(Some records)

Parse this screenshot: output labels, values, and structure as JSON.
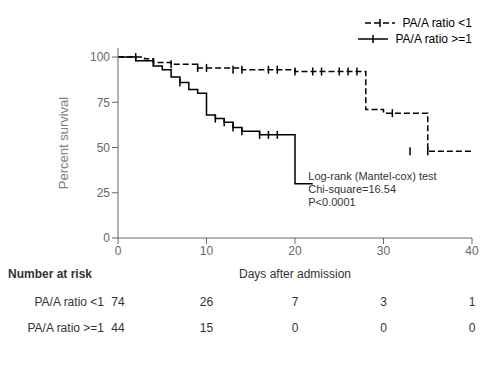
{
  "chart_data": {
    "type": "step",
    "y_label": "Percent survival",
    "xlim": [
      0,
      40
    ],
    "ylim": [
      0,
      105
    ],
    "xticks": [
      0,
      10,
      20,
      30,
      40
    ],
    "yticks": [
      0,
      25,
      50,
      75,
      100
    ],
    "legend": "upper right",
    "series": [
      {
        "name": "PA/A ratio <1",
        "color": "#000000",
        "line_style": "dashed",
        "x": [
          0,
          1,
          2,
          3,
          4,
          5,
          6,
          7,
          8,
          9,
          10,
          14,
          20,
          22,
          28,
          29,
          30,
          31,
          35,
          40
        ],
        "values": [
          100,
          100,
          100,
          99,
          97,
          97,
          96,
          96,
          96,
          94,
          94,
          93,
          92,
          92,
          71,
          71,
          69,
          69,
          48,
          48
        ],
        "censored": {
          "marker": "vline",
          "color": "#000000",
          "x": [
            2,
            4,
            6,
            9,
            10,
            13,
            14,
            17,
            18,
            20,
            22,
            23,
            25,
            26,
            27,
            31,
            33,
            35
          ],
          "values": [
            100,
            97,
            96,
            94,
            94,
            93,
            93,
            93,
            93,
            92,
            92,
            92,
            92,
            92,
            92,
            69,
            48,
            48
          ]
        }
      },
      {
        "name": "PA/A ratio >=1",
        "color": "#000000",
        "line_style": "solid",
        "x": [
          0,
          1,
          2,
          3,
          4,
          5,
          6,
          7,
          8,
          9,
          10,
          11,
          12,
          13,
          14,
          15,
          16,
          19,
          20,
          21,
          22
        ],
        "values": [
          100,
          100,
          98,
          98,
          95,
          93,
          89,
          86,
          82,
          80,
          68,
          66,
          64,
          61,
          59,
          59,
          57,
          57,
          30,
          30,
          30
        ],
        "censored": {
          "marker": "vline",
          "color": "#000000",
          "x": [
            7,
            11,
            12,
            13,
            14,
            16,
            17,
            18
          ],
          "values": [
            86,
            66,
            64,
            61,
            59,
            57,
            57,
            57
          ]
        }
      }
    ],
    "annotation": {
      "text": "Log-rank (Mantel-cox) test\nChi-square=16.54\nP<0.0001",
      "x": 21.5,
      "y": 16
    },
    "risk_table": {
      "title": "Number at risk",
      "x_label": "Days after admission",
      "x": [
        0,
        10,
        20,
        30,
        40
      ],
      "rows": [
        {
          "name": "PA/A ratio <1",
          "values": [
            74,
            26,
            7,
            3,
            1
          ]
        },
        {
          "name": "PA/A ratio >=1",
          "values": [
            44,
            15,
            0,
            0,
            0
          ]
        }
      ]
    }
  }
}
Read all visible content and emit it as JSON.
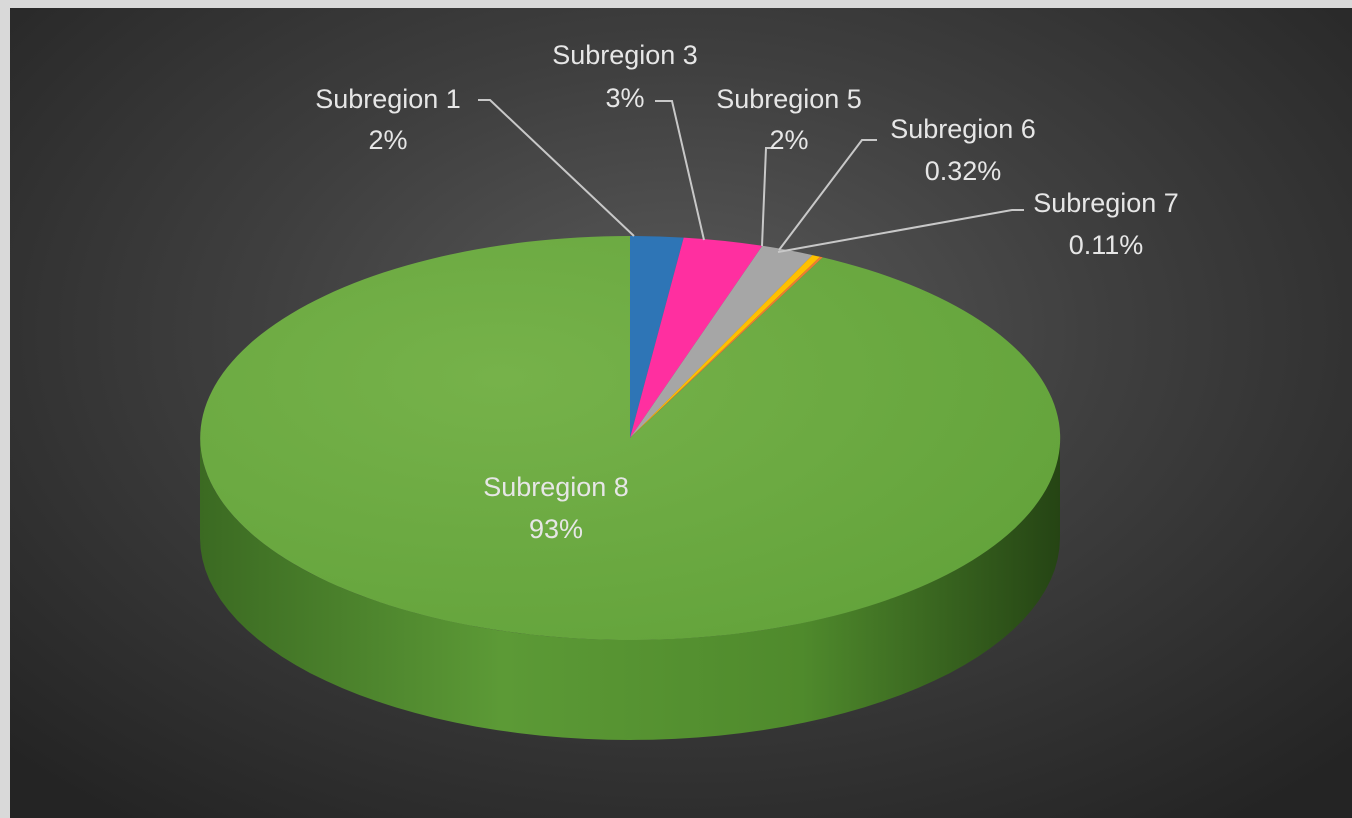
{
  "chart_data": {
    "type": "pie",
    "style": "3d",
    "title": "",
    "slices": [
      {
        "name": "Subregion 1",
        "label": "2%",
        "value": 2,
        "color": "#2e75b6"
      },
      {
        "name": "Subregion 3",
        "label": "3%",
        "value": 3,
        "color": "#ff2fa0"
      },
      {
        "name": "Subregion 5",
        "label": "2%",
        "value": 2,
        "color": "#a6a6a6"
      },
      {
        "name": "Subregion 6",
        "label": "0.32%",
        "value": 0.32,
        "color": "#ffc000"
      },
      {
        "name": "Subregion 7",
        "label": "0.11%",
        "value": 0.11,
        "color": "#ed7d31"
      },
      {
        "name": "Subregion 8",
        "label": "93%",
        "value": 93,
        "color": "#70ad47"
      }
    ],
    "legend": "none",
    "background": "#404040"
  }
}
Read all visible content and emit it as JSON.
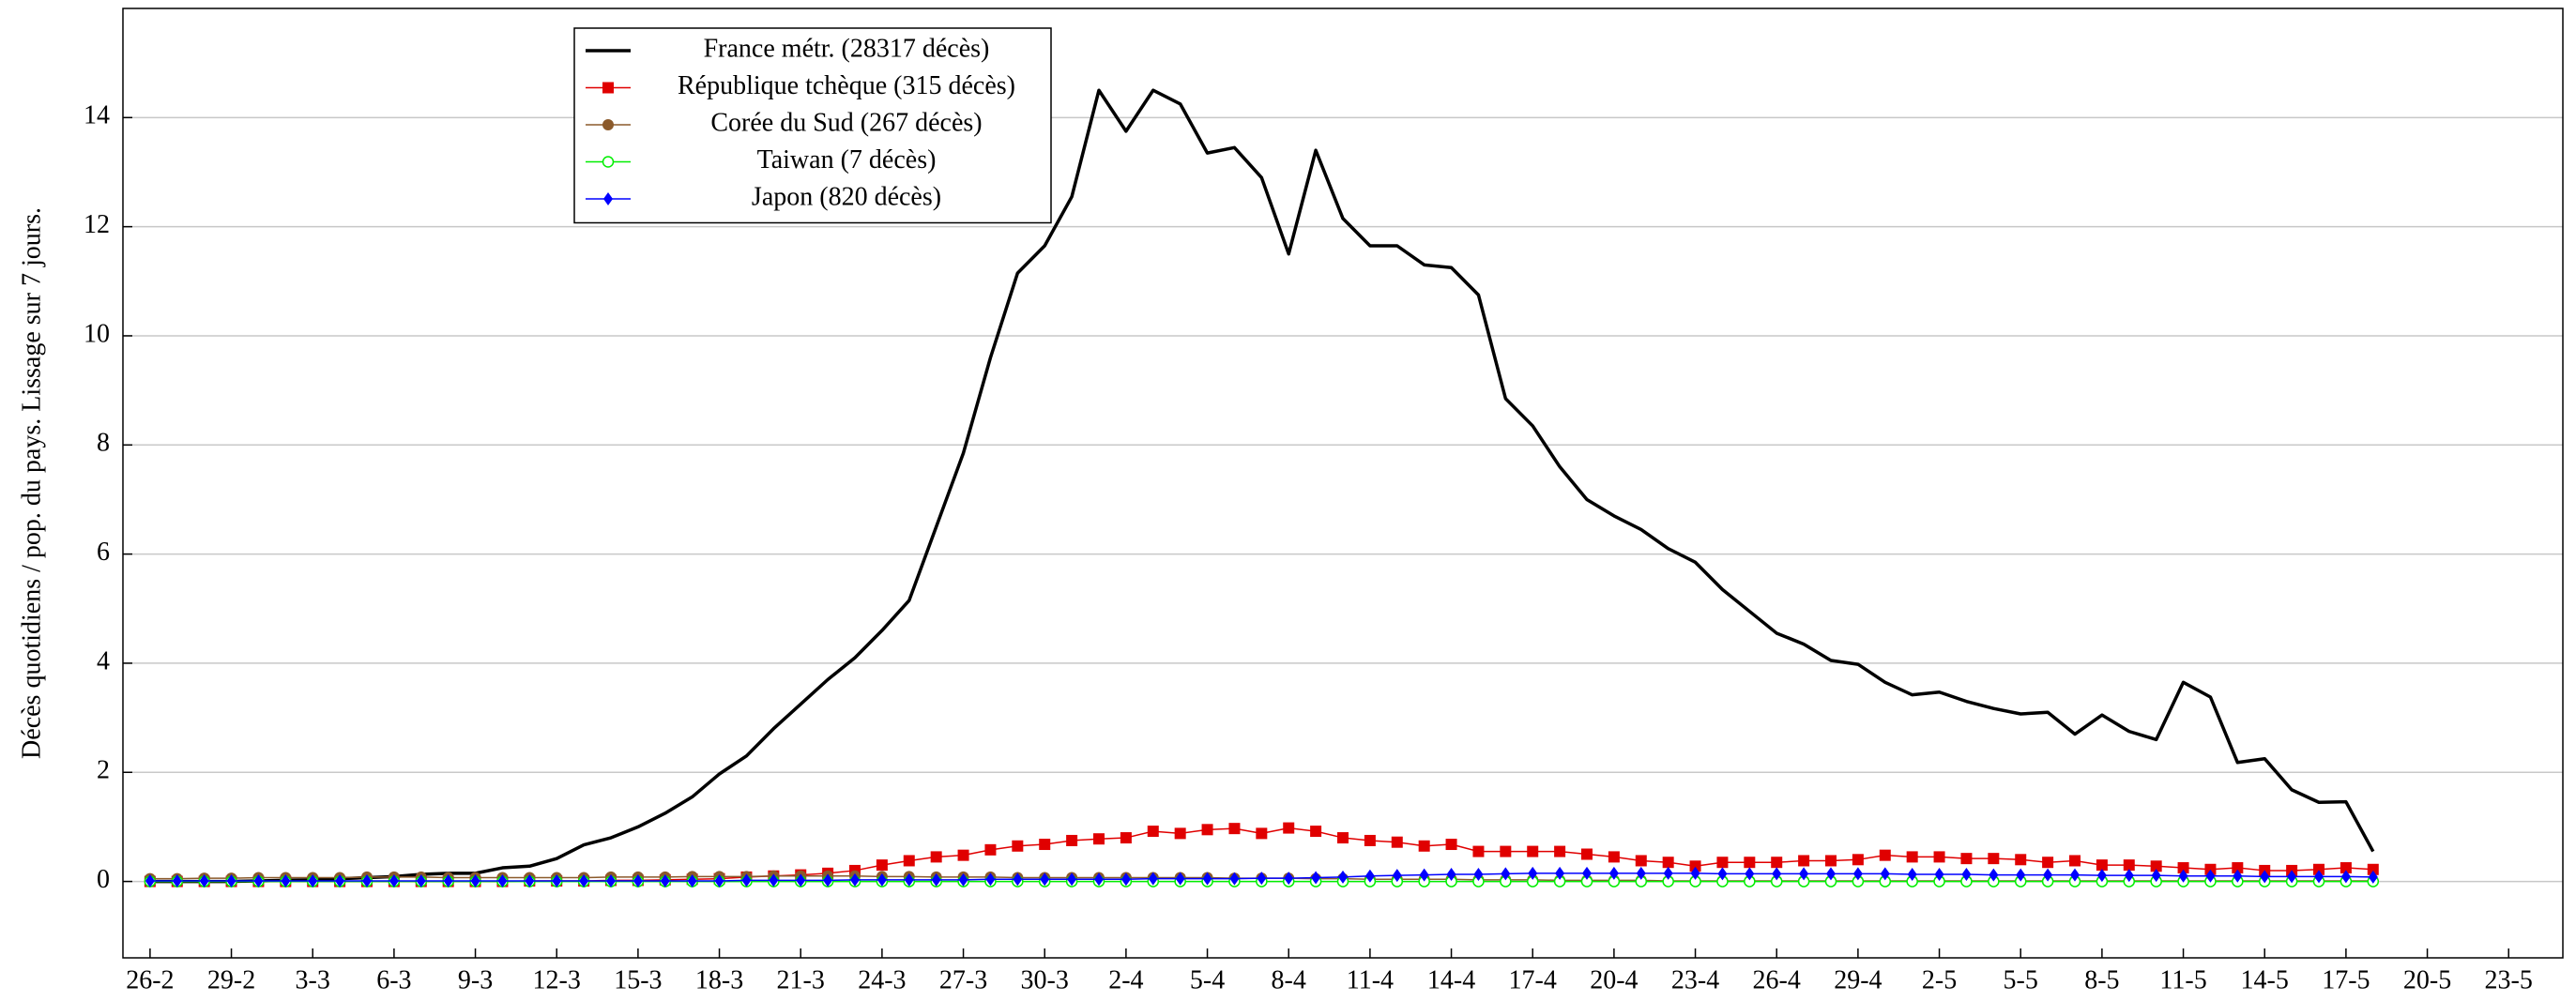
{
  "chart_data": {
    "type": "line",
    "ylabel": "Décès quotidiens / pop. du pays. Lissage sur 7 jours.",
    "categories": [
      "26-2",
      null,
      null,
      "29-2",
      null,
      null,
      "3-3",
      null,
      null,
      "6-3",
      null,
      null,
      "9-3",
      null,
      null,
      "12-3",
      null,
      null,
      "15-3",
      null,
      null,
      "18-3",
      null,
      null,
      "21-3",
      null,
      null,
      "24-3",
      null,
      null,
      "27-3",
      null,
      null,
      "30-3",
      null,
      null,
      "2-4",
      null,
      null,
      "5-4",
      null,
      null,
      "8-4",
      null,
      null,
      "11-4",
      null,
      null,
      "14-4",
      null,
      null,
      "17-4",
      null,
      null,
      "20-4",
      null,
      null,
      "23-4",
      null,
      null,
      "26-4",
      null,
      null,
      "29-4",
      null,
      null,
      "2-5",
      null,
      null,
      "5-5",
      null,
      null,
      "8-5",
      null,
      null,
      "11-5",
      null,
      null,
      "14-5",
      null,
      null,
      "17-5",
      null,
      null,
      "20-5",
      null,
      null,
      "23-5",
      null,
      null
    ],
    "ylim": [
      -1.4,
      16
    ],
    "yticks": [
      0,
      2,
      4,
      6,
      8,
      10,
      12,
      14
    ],
    "grid": true,
    "series": [
      {
        "name": "France métr. (28317 décès)",
        "color": "#000000",
        "marker": "none",
        "values": [
          0,
          0,
          0,
          0,
          0.01,
          0.02,
          0.03,
          0.05,
          0.07,
          0.09,
          0.13,
          0.15,
          0.15,
          0.25,
          0.28,
          0.42,
          0.67,
          0.8,
          1.0,
          1.25,
          1.55,
          1.97,
          2.3,
          2.8,
          3.25,
          3.7,
          4.1,
          4.6,
          5.15,
          6.5,
          7.85,
          9.6,
          11.15,
          11.65,
          12.55,
          14.5,
          13.75,
          14.5,
          14.25,
          13.35,
          13.45,
          12.9,
          11.5,
          13.4,
          12.15,
          11.65,
          11.65,
          11.3,
          11.25,
          10.75,
          8.85,
          8.35,
          7.6,
          7.0,
          6.7,
          6.45,
          6.1,
          5.85,
          5.35,
          4.95,
          4.55,
          4.35,
          4.05,
          3.98,
          3.65,
          3.42,
          3.47,
          3.3,
          3.17,
          3.07,
          3.1,
          2.7,
          3.05,
          2.75,
          2.6,
          3.65,
          3.38,
          2.18,
          2.25,
          1.68,
          1.45,
          1.46,
          0.55,
          null,
          null,
          null,
          null,
          null,
          null,
          null
        ]
      },
      {
        "name": "République tchèque (315 décès)",
        "color": "#e00000",
        "marker": "square",
        "values": [
          0,
          0,
          0,
          0,
          0,
          0,
          0,
          0,
          0,
          0,
          0,
          0,
          0,
          0,
          0.01,
          0.01,
          0.01,
          0.02,
          0.02,
          0.03,
          0.04,
          0.05,
          0.08,
          0.1,
          0.12,
          0.15,
          0.2,
          0.3,
          0.38,
          0.45,
          0.48,
          0.58,
          0.65,
          0.68,
          0.75,
          0.78,
          0.8,
          0.92,
          0.88,
          0.95,
          0.97,
          0.88,
          0.98,
          0.92,
          0.8,
          0.75,
          0.72,
          0.65,
          0.68,
          0.55,
          0.55,
          0.55,
          0.55,
          0.5,
          0.45,
          0.38,
          0.35,
          0.28,
          0.35,
          0.35,
          0.35,
          0.38,
          0.38,
          0.4,
          0.48,
          0.45,
          0.45,
          0.42,
          0.42,
          0.4,
          0.35,
          0.38,
          0.3,
          0.3,
          0.28,
          0.25,
          0.22,
          0.25,
          0.2,
          0.2,
          0.22,
          0.25,
          0.22,
          null,
          null,
          null,
          null,
          null,
          null,
          null
        ]
      },
      {
        "name": "Corée du Sud (267 décès)",
        "color": "#8b5a2b",
        "marker": "circle",
        "values": [
          0.05,
          0.05,
          0.06,
          0.06,
          0.07,
          0.07,
          0.07,
          0.07,
          0.08,
          0.08,
          0.08,
          0.07,
          0.07,
          0.07,
          0.07,
          0.07,
          0.07,
          0.08,
          0.08,
          0.08,
          0.09,
          0.09,
          0.09,
          0.1,
          0.1,
          0.1,
          0.1,
          0.09,
          0.09,
          0.08,
          0.08,
          0.08,
          0.07,
          0.07,
          0.07,
          0.07,
          0.07,
          0.07,
          0.07,
          0.07,
          0.06,
          0.06,
          0.06,
          0.05,
          0.05,
          0.04,
          0.04,
          0.04,
          0.04,
          0.03,
          0.03,
          0.03,
          0.02,
          0.02,
          0.02,
          0.02,
          0.01,
          0.01,
          0.01,
          0.01,
          0.01,
          0.01,
          0.01,
          0.01,
          0.01,
          0.01,
          0.01,
          0.01,
          0.01,
          0.01,
          0.01,
          0.01,
          0.01,
          0.01,
          0.01,
          0.01,
          0.01,
          0.01,
          0.01,
          0.01,
          0.01,
          0.01,
          0.01,
          null,
          null,
          null,
          null,
          null,
          null,
          null
        ]
      },
      {
        "name": "Taiwan (7 décès)",
        "color": "#00ee00",
        "marker": "open-circle",
        "values": [
          0,
          0,
          0,
          0,
          0,
          0,
          0,
          0,
          0,
          0,
          0,
          0,
          0,
          0,
          0,
          0,
          0,
          0,
          0,
          0,
          0,
          0,
          0,
          0,
          0,
          0,
          0,
          0,
          0,
          0,
          0,
          0,
          0,
          0,
          0,
          0,
          0,
          0,
          0,
          0,
          0,
          0,
          0,
          0,
          0,
          0,
          0,
          0,
          0,
          0,
          0,
          0,
          0,
          0,
          0,
          0,
          0,
          0,
          0,
          0,
          0,
          0,
          0,
          0,
          0,
          0,
          0,
          0,
          0,
          0,
          0,
          0,
          0,
          0,
          0,
          0,
          0,
          0,
          0,
          0,
          0,
          0,
          0,
          null,
          null,
          null,
          null,
          null,
          null,
          null
        ]
      },
      {
        "name": "Japon (820 décès)",
        "color": "#0000ff",
        "marker": "diamond",
        "values": [
          0.01,
          0.01,
          0.01,
          0.01,
          0.01,
          0.01,
          0.01,
          0.01,
          0.01,
          0.01,
          0.01,
          0.01,
          0.01,
          0.01,
          0.01,
          0.01,
          0.01,
          0.01,
          0.01,
          0.01,
          0.01,
          0.01,
          0.02,
          0.02,
          0.02,
          0.02,
          0.03,
          0.03,
          0.03,
          0.03,
          0.03,
          0.04,
          0.04,
          0.04,
          0.04,
          0.04,
          0.04,
          0.05,
          0.05,
          0.05,
          0.05,
          0.06,
          0.06,
          0.07,
          0.08,
          0.1,
          0.11,
          0.12,
          0.13,
          0.13,
          0.14,
          0.15,
          0.15,
          0.15,
          0.15,
          0.15,
          0.15,
          0.15,
          0.14,
          0.14,
          0.14,
          0.14,
          0.14,
          0.14,
          0.14,
          0.13,
          0.13,
          0.13,
          0.12,
          0.12,
          0.12,
          0.12,
          0.11,
          0.11,
          0.11,
          0.1,
          0.1,
          0.1,
          0.09,
          0.09,
          0.09,
          0.09,
          0.08,
          null,
          null,
          null,
          null,
          null,
          null,
          null
        ]
      }
    ]
  }
}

GOAL: Scan the material line by line and report each one that contains "marker".

TASK RESPONSE:
          "marker": "vline",
          "marker": "vline",
        "marker": "none",
        "marker": "square",
        "marker": "circle",
        "marker": "open-circle",
        "marker": "diamond",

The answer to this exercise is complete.